### Exercise aim
Below are entries to be transcribed exactly; exclude the pictures from the copy.

### Input

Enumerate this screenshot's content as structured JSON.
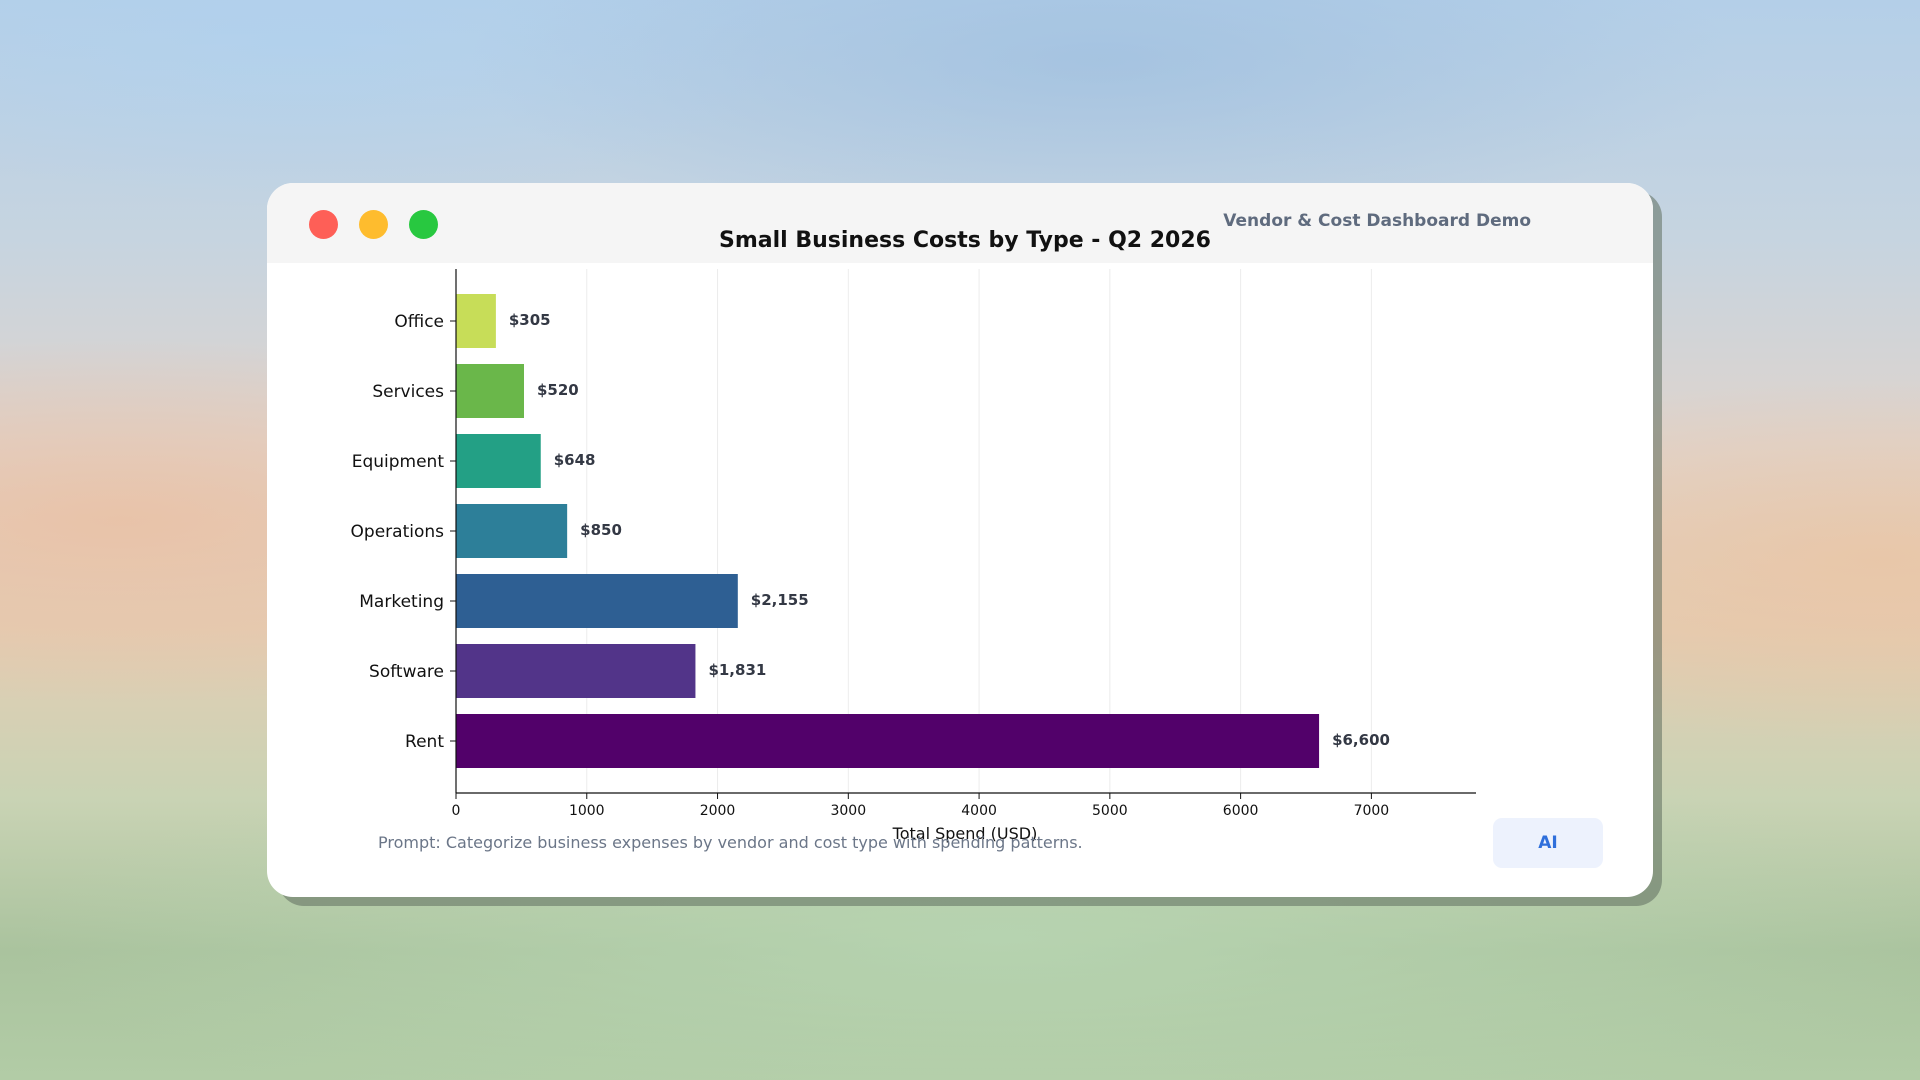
{
  "window": {
    "brand": "Vendor & Cost Dashboard Demo",
    "prompt": "Prompt: Categorize business expenses by vendor and cost type with spending patterns.",
    "ai_button": "AI"
  },
  "chart_data": {
    "type": "bar",
    "orientation": "horizontal",
    "title": "Small Business Costs by Type - Q2 2026",
    "xlabel": "Total Spend (USD)",
    "ylabel": "",
    "categories": [
      "Office",
      "Services",
      "Equipment",
      "Operations",
      "Marketing",
      "Software",
      "Rent"
    ],
    "values": [
      305,
      520,
      648,
      850,
      2155,
      1831,
      6600
    ],
    "value_labels": [
      "$305",
      "$520",
      "$648",
      "$850",
      "$2,155",
      "$1,831",
      "$6,600"
    ],
    "colors": [
      "#c7dd58",
      "#6ab74a",
      "#23a085",
      "#2d7f99",
      "#2e5f93",
      "#523489",
      "#52016a"
    ],
    "xlim": [
      0,
      7800
    ],
    "xticks": [
      0,
      1000,
      2000,
      3000,
      4000,
      5000,
      6000,
      7000
    ],
    "grid": "vertical"
  }
}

### Full answer
Enumerate this screenshot's content as structured JSON.
{
  "window": {
    "brand": "Vendor & Cost Dashboard Demo",
    "prompt": "Prompt: Categorize business expenses by vendor and cost type with spending patterns.",
    "ai_button": "AI"
  },
  "chart_data": {
    "type": "bar",
    "orientation": "horizontal",
    "title": "Small Business Costs by Type - Q2 2026",
    "xlabel": "Total Spend (USD)",
    "ylabel": "",
    "categories": [
      "Office",
      "Services",
      "Equipment",
      "Operations",
      "Marketing",
      "Software",
      "Rent"
    ],
    "values": [
      305,
      520,
      648,
      850,
      2155,
      1831,
      6600
    ],
    "value_labels": [
      "$305",
      "$520",
      "$648",
      "$850",
      "$2,155",
      "$1,831",
      "$6,600"
    ],
    "colors": [
      "#c7dd58",
      "#6ab74a",
      "#23a085",
      "#2d7f99",
      "#2e5f93",
      "#523489",
      "#52016a"
    ],
    "xlim": [
      0,
      7800
    ],
    "xticks": [
      0,
      1000,
      2000,
      3000,
      4000,
      5000,
      6000,
      7000
    ],
    "grid": "vertical"
  }
}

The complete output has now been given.